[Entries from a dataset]
»»
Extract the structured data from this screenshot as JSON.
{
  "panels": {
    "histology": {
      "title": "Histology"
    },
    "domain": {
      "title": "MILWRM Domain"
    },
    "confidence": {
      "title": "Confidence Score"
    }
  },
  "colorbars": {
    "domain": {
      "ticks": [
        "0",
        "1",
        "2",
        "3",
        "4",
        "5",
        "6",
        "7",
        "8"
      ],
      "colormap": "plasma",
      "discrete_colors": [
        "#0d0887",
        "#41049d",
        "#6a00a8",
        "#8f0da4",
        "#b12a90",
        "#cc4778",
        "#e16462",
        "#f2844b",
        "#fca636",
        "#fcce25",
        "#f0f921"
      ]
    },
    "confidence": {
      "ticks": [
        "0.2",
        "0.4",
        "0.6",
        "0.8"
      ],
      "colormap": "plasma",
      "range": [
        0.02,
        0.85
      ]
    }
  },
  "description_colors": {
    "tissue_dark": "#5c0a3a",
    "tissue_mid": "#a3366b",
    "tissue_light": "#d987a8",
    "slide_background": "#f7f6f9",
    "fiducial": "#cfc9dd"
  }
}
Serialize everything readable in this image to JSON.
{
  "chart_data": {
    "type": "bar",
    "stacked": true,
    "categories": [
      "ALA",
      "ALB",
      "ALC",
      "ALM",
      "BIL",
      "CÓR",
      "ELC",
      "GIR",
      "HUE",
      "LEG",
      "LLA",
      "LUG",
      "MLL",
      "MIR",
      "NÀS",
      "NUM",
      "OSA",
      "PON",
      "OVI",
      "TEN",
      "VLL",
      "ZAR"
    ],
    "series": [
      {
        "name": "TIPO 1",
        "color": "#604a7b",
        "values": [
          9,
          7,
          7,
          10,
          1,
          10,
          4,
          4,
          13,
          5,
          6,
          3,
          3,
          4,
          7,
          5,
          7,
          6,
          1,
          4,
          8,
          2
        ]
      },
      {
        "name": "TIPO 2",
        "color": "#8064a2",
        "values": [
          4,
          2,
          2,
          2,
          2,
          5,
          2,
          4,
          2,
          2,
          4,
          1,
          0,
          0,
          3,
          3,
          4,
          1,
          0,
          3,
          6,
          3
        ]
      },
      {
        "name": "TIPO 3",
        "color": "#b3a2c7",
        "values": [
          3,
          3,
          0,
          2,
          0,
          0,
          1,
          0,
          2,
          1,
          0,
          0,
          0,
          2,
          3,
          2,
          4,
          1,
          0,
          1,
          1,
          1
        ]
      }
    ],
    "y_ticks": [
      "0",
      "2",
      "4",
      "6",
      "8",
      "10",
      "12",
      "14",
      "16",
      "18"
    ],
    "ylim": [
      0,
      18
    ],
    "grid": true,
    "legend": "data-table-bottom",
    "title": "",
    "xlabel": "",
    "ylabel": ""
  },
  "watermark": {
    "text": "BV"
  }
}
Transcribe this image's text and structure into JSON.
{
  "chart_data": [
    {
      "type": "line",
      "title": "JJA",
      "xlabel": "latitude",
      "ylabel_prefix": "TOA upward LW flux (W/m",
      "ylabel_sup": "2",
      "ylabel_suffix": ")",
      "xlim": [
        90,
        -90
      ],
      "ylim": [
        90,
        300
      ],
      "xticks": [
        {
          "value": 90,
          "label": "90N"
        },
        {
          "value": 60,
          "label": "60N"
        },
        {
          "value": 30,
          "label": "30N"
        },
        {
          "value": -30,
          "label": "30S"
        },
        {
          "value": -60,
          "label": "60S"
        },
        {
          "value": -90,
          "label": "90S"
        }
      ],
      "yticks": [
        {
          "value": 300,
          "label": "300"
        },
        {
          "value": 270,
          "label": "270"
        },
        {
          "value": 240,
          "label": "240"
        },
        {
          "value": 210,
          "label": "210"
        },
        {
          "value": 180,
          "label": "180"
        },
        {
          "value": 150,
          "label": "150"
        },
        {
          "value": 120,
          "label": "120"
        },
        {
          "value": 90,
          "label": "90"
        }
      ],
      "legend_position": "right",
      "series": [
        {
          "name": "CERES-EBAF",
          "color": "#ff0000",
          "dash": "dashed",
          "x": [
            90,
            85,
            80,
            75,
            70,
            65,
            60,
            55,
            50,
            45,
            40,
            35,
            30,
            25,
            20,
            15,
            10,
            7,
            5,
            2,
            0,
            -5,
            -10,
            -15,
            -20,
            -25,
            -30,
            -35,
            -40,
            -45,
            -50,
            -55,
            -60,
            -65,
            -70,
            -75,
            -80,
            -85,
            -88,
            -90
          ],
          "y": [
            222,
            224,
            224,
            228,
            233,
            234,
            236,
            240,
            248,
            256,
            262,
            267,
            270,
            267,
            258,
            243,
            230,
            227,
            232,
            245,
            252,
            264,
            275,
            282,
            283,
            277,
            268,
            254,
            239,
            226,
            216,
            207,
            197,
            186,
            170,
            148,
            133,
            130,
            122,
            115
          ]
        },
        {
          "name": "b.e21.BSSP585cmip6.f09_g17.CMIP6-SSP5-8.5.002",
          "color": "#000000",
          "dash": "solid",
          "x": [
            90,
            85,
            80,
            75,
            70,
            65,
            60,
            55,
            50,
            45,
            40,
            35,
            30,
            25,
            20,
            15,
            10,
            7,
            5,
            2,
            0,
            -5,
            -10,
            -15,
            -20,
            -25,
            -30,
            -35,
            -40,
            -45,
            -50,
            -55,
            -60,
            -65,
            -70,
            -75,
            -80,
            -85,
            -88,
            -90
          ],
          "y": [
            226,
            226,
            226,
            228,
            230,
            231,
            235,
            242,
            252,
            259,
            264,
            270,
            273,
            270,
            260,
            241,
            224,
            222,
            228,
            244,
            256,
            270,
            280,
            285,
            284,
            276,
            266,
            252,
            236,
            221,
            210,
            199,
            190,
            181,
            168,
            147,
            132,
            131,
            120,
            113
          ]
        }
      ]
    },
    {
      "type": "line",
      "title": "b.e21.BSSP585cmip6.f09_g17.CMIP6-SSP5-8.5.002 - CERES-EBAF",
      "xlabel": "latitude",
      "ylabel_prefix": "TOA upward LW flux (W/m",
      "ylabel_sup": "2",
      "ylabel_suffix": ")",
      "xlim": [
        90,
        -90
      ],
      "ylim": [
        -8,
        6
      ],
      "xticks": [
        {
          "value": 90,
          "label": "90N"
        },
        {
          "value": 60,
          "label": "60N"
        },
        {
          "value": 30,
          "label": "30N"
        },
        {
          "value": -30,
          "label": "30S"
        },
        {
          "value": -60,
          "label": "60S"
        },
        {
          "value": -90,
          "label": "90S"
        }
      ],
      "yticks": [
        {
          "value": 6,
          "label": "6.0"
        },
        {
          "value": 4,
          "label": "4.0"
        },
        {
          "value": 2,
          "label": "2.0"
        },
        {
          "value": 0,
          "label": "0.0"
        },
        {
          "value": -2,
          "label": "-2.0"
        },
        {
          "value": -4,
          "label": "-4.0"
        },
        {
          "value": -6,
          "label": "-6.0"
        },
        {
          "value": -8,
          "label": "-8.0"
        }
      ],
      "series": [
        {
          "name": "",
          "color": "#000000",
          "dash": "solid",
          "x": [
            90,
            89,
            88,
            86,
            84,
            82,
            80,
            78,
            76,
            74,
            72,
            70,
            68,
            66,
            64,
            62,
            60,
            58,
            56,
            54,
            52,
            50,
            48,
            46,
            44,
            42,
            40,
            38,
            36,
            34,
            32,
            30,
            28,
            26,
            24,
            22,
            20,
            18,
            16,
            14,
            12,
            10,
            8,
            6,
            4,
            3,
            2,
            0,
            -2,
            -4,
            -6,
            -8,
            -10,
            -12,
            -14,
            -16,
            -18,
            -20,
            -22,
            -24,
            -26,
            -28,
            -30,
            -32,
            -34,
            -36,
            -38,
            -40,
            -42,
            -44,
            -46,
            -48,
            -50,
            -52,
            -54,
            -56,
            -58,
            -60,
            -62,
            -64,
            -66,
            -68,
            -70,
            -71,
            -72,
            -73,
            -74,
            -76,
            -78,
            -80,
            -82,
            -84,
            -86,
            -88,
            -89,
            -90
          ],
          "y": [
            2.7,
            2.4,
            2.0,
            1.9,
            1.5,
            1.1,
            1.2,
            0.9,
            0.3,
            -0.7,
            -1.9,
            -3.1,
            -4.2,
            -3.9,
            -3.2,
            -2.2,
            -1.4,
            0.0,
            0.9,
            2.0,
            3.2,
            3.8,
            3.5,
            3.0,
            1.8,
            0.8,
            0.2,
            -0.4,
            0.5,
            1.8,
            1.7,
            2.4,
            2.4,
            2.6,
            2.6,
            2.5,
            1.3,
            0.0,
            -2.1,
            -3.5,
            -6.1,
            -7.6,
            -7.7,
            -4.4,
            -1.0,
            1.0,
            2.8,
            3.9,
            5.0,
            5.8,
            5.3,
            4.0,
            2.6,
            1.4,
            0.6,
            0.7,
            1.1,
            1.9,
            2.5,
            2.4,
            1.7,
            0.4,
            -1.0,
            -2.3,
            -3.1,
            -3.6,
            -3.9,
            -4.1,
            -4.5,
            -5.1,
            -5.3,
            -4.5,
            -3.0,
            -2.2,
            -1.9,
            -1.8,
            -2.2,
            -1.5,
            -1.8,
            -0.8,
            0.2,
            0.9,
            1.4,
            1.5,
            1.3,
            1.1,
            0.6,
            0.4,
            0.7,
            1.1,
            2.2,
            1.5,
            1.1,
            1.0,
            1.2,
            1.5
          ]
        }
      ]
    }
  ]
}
««
What you need to do>
Find each line holding the string "title" and copy it out.

In response>
      "title": "Histology"
      "title": "MILWRM Domain"
      "title": "Confidence Score"
    "title": "",
      "title": "JJA",
      "title": "b.e21.BSSP585cmip6.f09_g17.CMIP6-SSP5-8.5.002 - CERES-EBAF",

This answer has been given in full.